Short exercise: Copy the entries below exactly. Images do not belong in the copy.

Records to process:
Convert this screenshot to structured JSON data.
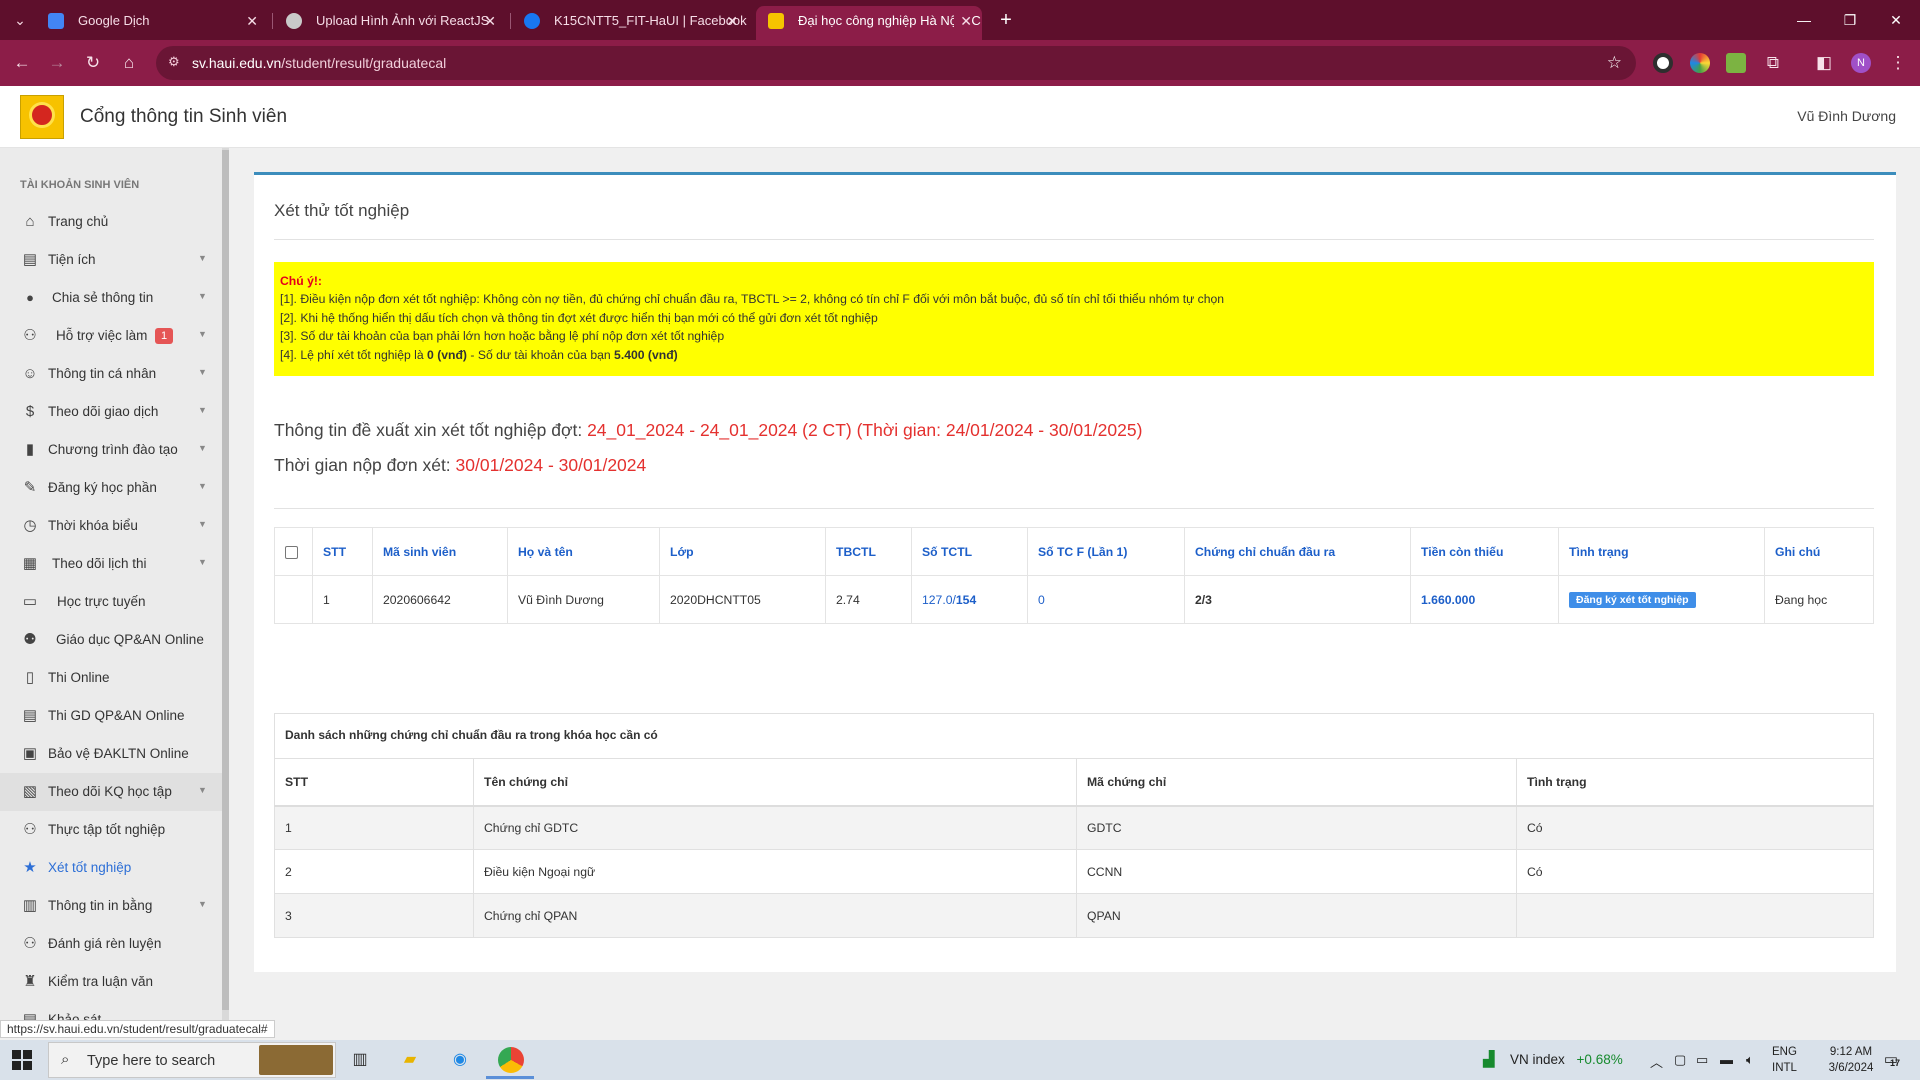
{
  "browser": {
    "tabs": [
      {
        "title": "Google Dịch",
        "favicon_color": "#4285f4"
      },
      {
        "title": "Upload Hình Ảnh với ReactJS",
        "favicon_color": "#c9c9c9"
      },
      {
        "title": "K15CNTT5_FIT-HaUI | Facebook",
        "favicon_color": "#1877f2"
      },
      {
        "title": "Đại học công nghiệp Hà Nội - C",
        "favicon_color": "#f5c400"
      }
    ],
    "url_host": "sv.haui.edu.vn",
    "url_path": "/student/result/graduatecal",
    "profile_initial": "N"
  },
  "site": {
    "title": "Cổng thông tin Sinh viên",
    "user": "Vũ Đình Dương"
  },
  "sidebar": {
    "heading": "TÀI KHOẢN SINH VIÊN",
    "items": [
      {
        "label": "Trang chủ",
        "icon": "home-icon",
        "glyph": "⌂"
      },
      {
        "label": "Tiện ích",
        "icon": "book-icon",
        "glyph": "▤"
      },
      {
        "label": "Chia sẻ thông tin",
        "icon": "chat-icon",
        "glyph": "💬"
      },
      {
        "label": "Hỗ trợ việc làm",
        "icon": "network-icon",
        "glyph": "⚇",
        "badge": "1"
      },
      {
        "label": "Thông tin cá nhân",
        "icon": "user-face-icon",
        "glyph": "☺"
      },
      {
        "label": "Theo dõi giao dịch",
        "icon": "dollar-icon",
        "glyph": "$"
      },
      {
        "label": "Chương trình đào tạo",
        "icon": "notebook-icon",
        "glyph": "▮"
      },
      {
        "label": "Đăng ký học phần",
        "icon": "pen-icon",
        "glyph": "✎"
      },
      {
        "label": "Thời khóa biểu",
        "icon": "clock-icon",
        "glyph": "◷"
      },
      {
        "label": "Theo dõi lịch thi",
        "icon": "calendar-icon",
        "glyph": "▦"
      },
      {
        "label": "Học trực tuyến",
        "icon": "monitor-icon",
        "glyph": "▭"
      },
      {
        "label": "Giáo dục QP&AN Online",
        "icon": "people-icon",
        "glyph": "⚉"
      },
      {
        "label": "Thi Online",
        "icon": "exam-icon",
        "glyph": "▯"
      },
      {
        "label": "Thi GD QP&AN Online",
        "icon": "document-icon",
        "glyph": "▤"
      },
      {
        "label": "Bảo vệ ĐAKLTN Online",
        "icon": "thesis-icon",
        "glyph": "▣"
      },
      {
        "label": "Theo dõi KQ học tập",
        "icon": "report-icon",
        "glyph": "▧"
      },
      {
        "label": "Thực tập tốt nghiệp",
        "icon": "sitemap-icon",
        "glyph": "⚇"
      },
      {
        "label": "Xét tốt nghiệp",
        "icon": "star-badge-icon",
        "glyph": "★"
      },
      {
        "label": "Thông tin in bằng",
        "icon": "diploma-icon",
        "glyph": "▥"
      },
      {
        "label": "Đánh giá rèn luyện",
        "icon": "hierarchy-icon",
        "glyph": "⚇"
      },
      {
        "label": "Kiểm tra luận văn",
        "icon": "stamp-icon",
        "glyph": "♜"
      },
      {
        "label": "Khảo sát",
        "icon": "survey-icon",
        "glyph": "▤"
      }
    ]
  },
  "page": {
    "title": "Xét thử tốt nghiệp",
    "notice": {
      "heading": "Chú ý!:",
      "line1": "[1]. Điều kiện nộp đơn xét tốt nghiệp: Không còn nợ tiền, đủ chứng chỉ chuẩn đầu ra, TBCTL >= 2, không có tín chỉ F đối với môn bắt buộc, đủ số tín chỉ tối thiểu nhóm tự chọn",
      "line2": "[2]. Khi hệ thống hiển thị dấu tích chọn và thông tin đợt xét được hiển thị bạn mới có thể gửi đơn xét tốt nghiệp",
      "line3": "[3]. Số dư tài khoản của bạn phải lớn hơn hoặc bằng lệ phí nộp đơn xét tốt nghiệp",
      "line4_a": "[4]. Lệ phí xét tốt nghiệp là ",
      "line4_fee": "0 (vnđ)",
      "line4_b": " - Số dư tài khoản của bạn ",
      "line4_balance": "5.400 (vnđ)"
    },
    "proposal_label": "Thông tin đề xuất xin xét tốt nghiệp đợt: ",
    "proposal_value": "24_01_2024 - 24_01_2024 (2 CT) (Thời gian: 24/01/2024 - 30/01/2025)",
    "deadline_label": "Thời gian nộp đơn xét: ",
    "deadline_value": "30/01/2024 - 30/01/2024"
  },
  "grad_table": {
    "headers": [
      "STT",
      "Mã sinh viên",
      "Họ và tên",
      "Lớp",
      "TBCTL",
      "Số TCTL",
      "Số TC F (Lần 1)",
      "Chứng chỉ chuẩn đầu ra",
      "Tiền còn thiếu",
      "Tình trạng",
      "Ghi chú"
    ],
    "row": {
      "stt": "1",
      "student_id": "2020606642",
      "name": "Vũ Đình Dương",
      "class": "2020DHCNTT05",
      "gpa": "2.74",
      "credits_done": "127.0",
      "credits_total": "154",
      "f_credits": "0",
      "certificates": "2/3",
      "missing_money": "1.660.000",
      "status_button": "Đăng ký xét tốt nghiệp",
      "note": "Đang học"
    }
  },
  "cert_table": {
    "caption": "Danh sách những chứng chỉ chuẩn đầu ra trong khóa học cần có",
    "headers": [
      "STT",
      "Tên chứng chỉ",
      "Mã chứng chỉ",
      "Tình trạng"
    ],
    "rows": [
      {
        "stt": "1",
        "name": "Chứng chỉ GDTC",
        "code": "GDTC",
        "status": "Có"
      },
      {
        "stt": "2",
        "name": "Điều kiện Ngoại ngữ",
        "code": "CCNN",
        "status": "Có"
      },
      {
        "stt": "3",
        "name": "Chứng chỉ QPAN",
        "code": "QPAN",
        "status": ""
      }
    ]
  },
  "status_bar_link": "https://sv.haui.edu.vn/student/result/graduatecal#",
  "taskbar": {
    "search_placeholder": "Type here to search",
    "stock_name": "VN index",
    "stock_change": "+0.68%",
    "lang_line1": "ENG",
    "lang_line2": "INTL",
    "time": "9:12 AM",
    "date": "3/6/2024",
    "notifications": "17"
  }
}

Exercise response:
Convert this screenshot to structured JSON data.
{
  "browser": {
    "tabs": [
      {
        "title": "Google Dịch",
        "favicon_color": "#4285f4"
      },
      {
        "title": "Upload Hình Ảnh với ReactJS",
        "favicon_color": "#c9c9c9"
      },
      {
        "title": "K15CNTT5_FIT-HaUI | Facebook",
        "favicon_color": "#1877f2"
      },
      {
        "title": "Đại học công nghiệp Hà Nội - C",
        "favicon_color": "#f5c400"
      }
    ],
    "url_host": "sv.haui.edu.vn",
    "url_path": "/student/result/graduatecal",
    "profile_initial": "N"
  },
  "site": {
    "title": "Cổng thông tin Sinh viên",
    "user": "Vũ Đình Dương"
  },
  "sidebar": {
    "heading": "TÀI KHOẢN SINH VIÊN",
    "items": [
      {
        "label": "Trang chủ",
        "icon": "home-icon",
        "glyph": "⌂"
      },
      {
        "label": "Tiện ích",
        "icon": "book-icon",
        "glyph": "▤"
      },
      {
        "label": "Chia sẻ thông tin",
        "icon": "chat-icon",
        "glyph": "💬"
      },
      {
        "label": "Hỗ trợ việc làm",
        "icon": "network-icon",
        "glyph": "⚇",
        "badge": "1"
      },
      {
        "label": "Thông tin cá nhân",
        "icon": "user-face-icon",
        "glyph": "☺"
      },
      {
        "label": "Theo dõi giao dịch",
        "icon": "dollar-icon",
        "glyph": "$"
      },
      {
        "label": "Chương trình đào tạo",
        "icon": "notebook-icon",
        "glyph": "▮"
      },
      {
        "label": "Đăng ký học phần",
        "icon": "pen-icon",
        "glyph": "✎"
      },
      {
        "label": "Thời khóa biểu",
        "icon": "clock-icon",
        "glyph": "◷"
      },
      {
        "label": "Theo dõi lịch thi",
        "icon": "calendar-icon",
        "glyph": "▦"
      },
      {
        "label": "Học trực tuyến",
        "icon": "monitor-icon",
        "glyph": "▭"
      },
      {
        "label": "Giáo dục QP&AN Online",
        "icon": "people-icon",
        "glyph": "⚉"
      },
      {
        "label": "Thi Online",
        "icon": "exam-icon",
        "glyph": "▯"
      },
      {
        "label": "Thi GD QP&AN Online",
        "icon": "document-icon",
        "glyph": "▤"
      },
      {
        "label": "Bảo vệ ĐAKLTN Online",
        "icon": "thesis-icon",
        "glyph": "▣"
      },
      {
        "label": "Theo dõi KQ học tập",
        "icon": "report-icon",
        "glyph": "▧"
      },
      {
        "label": "Thực tập tốt nghiệp",
        "icon": "sitemap-icon",
        "glyph": "⚇"
      },
      {
        "label": "Xét tốt nghiệp",
        "icon": "star-badge-icon",
        "glyph": "★"
      },
      {
        "label": "Thông tin in bằng",
        "icon": "diploma-icon",
        "glyph": "▥"
      },
      {
        "label": "Đánh giá rèn luyện",
        "icon": "hierarchy-icon",
        "glyph": "⚇"
      },
      {
        "label": "Kiểm tra luận văn",
        "icon": "stamp-icon",
        "glyph": "♜"
      },
      {
        "label": "Khảo sát",
        "icon": "survey-icon",
        "glyph": "▤"
      }
    ]
  },
  "page": {
    "title": "Xét thử tốt nghiệp",
    "notice": {
      "heading": "Chú ý!:",
      "line1": "[1]. Điều kiện nộp đơn xét tốt nghiệp: Không còn nợ tiền, đủ chứng chỉ chuẩn đầu ra, TBCTL >= 2, không có tín chỉ F đối với môn bắt buộc, đủ số tín chỉ tối thiểu nhóm tự chọn",
      "line2": "[2]. Khi hệ thống hiển thị dấu tích chọn và thông tin đợt xét được hiển thị bạn mới có thể gửi đơn xét tốt nghiệp",
      "line3": "[3]. Số dư tài khoản của bạn phải lớn hơn hoặc bằng lệ phí nộp đơn xét tốt nghiệp",
      "line4_a": "[4]. Lệ phí xét tốt nghiệp là ",
      "line4_fee": "0 (vnđ)",
      "line4_b": " - Số dư tài khoản của bạn ",
      "line4_balance": "5.400 (vnđ)"
    },
    "proposal_label": "Thông tin đề xuất xin xét tốt nghiệp đợt: ",
    "proposal_value": "24_01_2024 - 24_01_2024 (2 CT) (Thời gian: 24/01/2024 - 30/01/2025)",
    "deadline_label": "Thời gian nộp đơn xét: ",
    "deadline_value": "30/01/2024 - 30/01/2024"
  },
  "grad_table": {
    "headers": [
      "STT",
      "Mã sinh viên",
      "Họ và tên",
      "Lớp",
      "TBCTL",
      "Số TCTL",
      "Số TC F (Lần 1)",
      "Chứng chỉ chuẩn đầu ra",
      "Tiền còn thiếu",
      "Tình trạng",
      "Ghi chú"
    ],
    "row": {
      "stt": "1",
      "student_id": "2020606642",
      "name": "Vũ Đình Dương",
      "class": "2020DHCNTT05",
      "gpa": "2.74",
      "credits_done": "127.0",
      "credits_total": "154",
      "f_credits": "0",
      "certificates": "2/3",
      "missing_money": "1.660.000",
      "status_button": "Đăng ký xét tốt nghiệp",
      "note": "Đang học"
    }
  },
  "cert_table": {
    "caption": "Danh sách những chứng chỉ chuẩn đầu ra trong khóa học cần có",
    "headers": [
      "STT",
      "Tên chứng chỉ",
      "Mã chứng chỉ",
      "Tình trạng"
    ],
    "rows": [
      {
        "stt": "1",
        "name": "Chứng chỉ GDTC",
        "code": "GDTC",
        "status": "Có"
      },
      {
        "stt": "2",
        "name": "Điều kiện Ngoại ngữ",
        "code": "CCNN",
        "status": "Có"
      },
      {
        "stt": "3",
        "name": "Chứng chỉ QPAN",
        "code": "QPAN",
        "status": ""
      }
    ]
  },
  "status_bar_link": "https://sv.haui.edu.vn/student/result/graduatecal#",
  "taskbar": {
    "search_placeholder": "Type here to search",
    "stock_name": "VN index",
    "stock_change": "+0.68%",
    "lang_line1": "ENG",
    "lang_line2": "INTL",
    "time": "9:12 AM",
    "date": "3/6/2024",
    "notifications": "17"
  }
}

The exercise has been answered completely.